Dataset records:
==========

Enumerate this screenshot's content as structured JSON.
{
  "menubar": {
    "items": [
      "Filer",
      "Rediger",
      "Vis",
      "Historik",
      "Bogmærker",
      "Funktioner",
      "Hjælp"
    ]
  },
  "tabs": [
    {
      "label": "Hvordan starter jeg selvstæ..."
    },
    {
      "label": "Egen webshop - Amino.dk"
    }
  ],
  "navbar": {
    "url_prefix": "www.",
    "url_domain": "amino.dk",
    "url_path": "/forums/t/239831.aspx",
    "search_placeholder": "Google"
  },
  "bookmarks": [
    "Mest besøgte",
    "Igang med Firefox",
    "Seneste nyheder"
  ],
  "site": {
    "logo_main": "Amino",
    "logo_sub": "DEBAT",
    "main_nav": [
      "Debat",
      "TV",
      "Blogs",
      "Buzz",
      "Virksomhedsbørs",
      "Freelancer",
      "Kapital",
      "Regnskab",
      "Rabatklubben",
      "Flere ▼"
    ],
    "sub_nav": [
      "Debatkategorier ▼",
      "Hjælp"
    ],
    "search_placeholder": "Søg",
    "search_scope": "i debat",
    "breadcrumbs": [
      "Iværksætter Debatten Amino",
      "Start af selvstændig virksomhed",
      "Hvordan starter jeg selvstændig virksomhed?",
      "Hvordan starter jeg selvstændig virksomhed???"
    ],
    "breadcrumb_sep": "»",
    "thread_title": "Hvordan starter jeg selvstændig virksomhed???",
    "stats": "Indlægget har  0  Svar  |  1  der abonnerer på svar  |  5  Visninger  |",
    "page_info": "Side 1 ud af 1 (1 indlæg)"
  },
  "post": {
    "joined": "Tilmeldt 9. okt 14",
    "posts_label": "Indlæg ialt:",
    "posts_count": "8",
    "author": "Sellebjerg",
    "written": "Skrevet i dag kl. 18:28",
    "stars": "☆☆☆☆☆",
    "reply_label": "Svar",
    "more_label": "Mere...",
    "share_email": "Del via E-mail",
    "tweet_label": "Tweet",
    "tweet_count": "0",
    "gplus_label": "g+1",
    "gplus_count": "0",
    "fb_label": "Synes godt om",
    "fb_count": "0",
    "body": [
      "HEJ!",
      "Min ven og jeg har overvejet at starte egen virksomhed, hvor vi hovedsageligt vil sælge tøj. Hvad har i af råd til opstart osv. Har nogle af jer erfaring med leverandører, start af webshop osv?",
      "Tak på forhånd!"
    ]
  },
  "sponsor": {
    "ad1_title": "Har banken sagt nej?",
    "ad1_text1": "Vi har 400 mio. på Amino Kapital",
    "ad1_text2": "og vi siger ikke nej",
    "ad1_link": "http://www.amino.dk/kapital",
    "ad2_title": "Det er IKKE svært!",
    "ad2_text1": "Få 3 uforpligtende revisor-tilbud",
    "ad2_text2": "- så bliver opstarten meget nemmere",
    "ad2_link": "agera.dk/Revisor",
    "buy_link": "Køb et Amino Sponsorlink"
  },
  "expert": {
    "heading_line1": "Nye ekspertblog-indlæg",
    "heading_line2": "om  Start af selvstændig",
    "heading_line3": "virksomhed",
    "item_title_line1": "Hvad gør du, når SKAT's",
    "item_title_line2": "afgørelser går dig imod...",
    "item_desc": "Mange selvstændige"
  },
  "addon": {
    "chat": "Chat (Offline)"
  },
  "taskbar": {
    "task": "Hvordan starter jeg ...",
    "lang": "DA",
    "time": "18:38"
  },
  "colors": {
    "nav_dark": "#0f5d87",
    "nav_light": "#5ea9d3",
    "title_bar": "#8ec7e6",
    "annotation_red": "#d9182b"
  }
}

==========

Please repeat the material above, word for word and in full.

Enumerate this screenshot's content as structured JSON.
{
  "menubar": {
    "items": [
      "Filer",
      "Rediger",
      "Vis",
      "Historik",
      "Bogmærker",
      "Funktioner",
      "Hjælp"
    ]
  },
  "tabs": [
    {
      "label": "Hvordan starter jeg selvstæ..."
    },
    {
      "label": "Egen webshop - Amino.dk"
    }
  ],
  "navbar": {
    "url_prefix": "www.",
    "url_domain": "amino.dk",
    "url_path": "/forums/t/239831.aspx",
    "search_placeholder": "Google"
  },
  "bookmarks": [
    "Mest besøgte",
    "Igang med Firefox",
    "Seneste nyheder"
  ],
  "site": {
    "logo_main": "Amino",
    "logo_sub": "DEBAT",
    "main_nav": [
      "Debat",
      "TV",
      "Blogs",
      "Buzz",
      "Virksomhedsbørs",
      "Freelancer",
      "Kapital",
      "Regnskab",
      "Rabatklubben",
      "Flere ▼"
    ],
    "sub_nav": [
      "Debatkategorier ▼",
      "Hjælp"
    ],
    "search_placeholder": "Søg",
    "search_scope": "i debat",
    "breadcrumbs": [
      "Iværksætter Debatten Amino",
      "Start af selvstændig virksomhed",
      "Hvordan starter jeg selvstændig virksomhed?",
      "Hvordan starter jeg selvstændig virksomhed???"
    ],
    "breadcrumb_sep": "»",
    "thread_title": "Hvordan starter jeg selvstændig virksomhed???",
    "stats": "Indlægget har  0  Svar  |  1  der abonnerer på svar  |  5  Visninger  |",
    "page_info": "Side 1 ud af 1 (1 indlæg)"
  },
  "post": {
    "joined": "Tilmeldt 9. okt 14",
    "posts_label": "Indlæg ialt:",
    "posts_count": "8",
    "author": "Sellebjerg",
    "written": "Skrevet i dag kl. 18:28",
    "stars": "☆☆☆☆☆",
    "reply_label": "Svar",
    "more_label": "Mere...",
    "share_email": "Del via E-mail",
    "tweet_label": "Tweet",
    "tweet_count": "0",
    "gplus_label": "g+1",
    "gplus_count": "0",
    "fb_label": "Synes godt om",
    "fb_count": "0",
    "body": [
      "HEJ!",
      "Min ven og jeg har overvejet at starte egen virksomhed, hvor vi hovedsageligt vil sælge tøj. Hvad har i af råd til opstart osv. Har nogle af jer erfaring med leverandører, start af webshop osv?",
      "Tak på forhånd!"
    ]
  },
  "sponsor": {
    "ad1_title": "Har banken sagt nej?",
    "ad1_text1": "Vi har 400 mio. på Amino Kapital",
    "ad1_text2": "og vi siger ikke nej",
    "ad1_link": "http://www.amino.dk/kapital",
    "ad2_title": "Det er IKKE svært!",
    "ad2_text1": "Få 3 uforpligtende revisor-tilbud",
    "ad2_text2": "- så bliver opstarten meget nemmere",
    "ad2_link": "agera.dk/Revisor",
    "buy_link": "Køb et Amino Sponsorlink"
  },
  "expert": {
    "heading_line1": "Nye ekspertblog-indlæg",
    "heading_line2": "om  Start af selvstændig",
    "heading_line3": "virksomhed",
    "item_title_line1": "Hvad gør du, når SKAT's",
    "item_title_line2": "afgørelser går dig imod...",
    "item_desc": "Mange selvstændige"
  },
  "addon": {
    "chat": "Chat (Offline)"
  },
  "taskbar": {
    "task": "Hvordan starter jeg ...",
    "lang": "DA",
    "time": "18:38"
  },
  "colors": {
    "nav_dark": "#0f5d87",
    "nav_light": "#5ea9d3",
    "title_bar": "#8ec7e6",
    "annotation_red": "#d9182b"
  }
}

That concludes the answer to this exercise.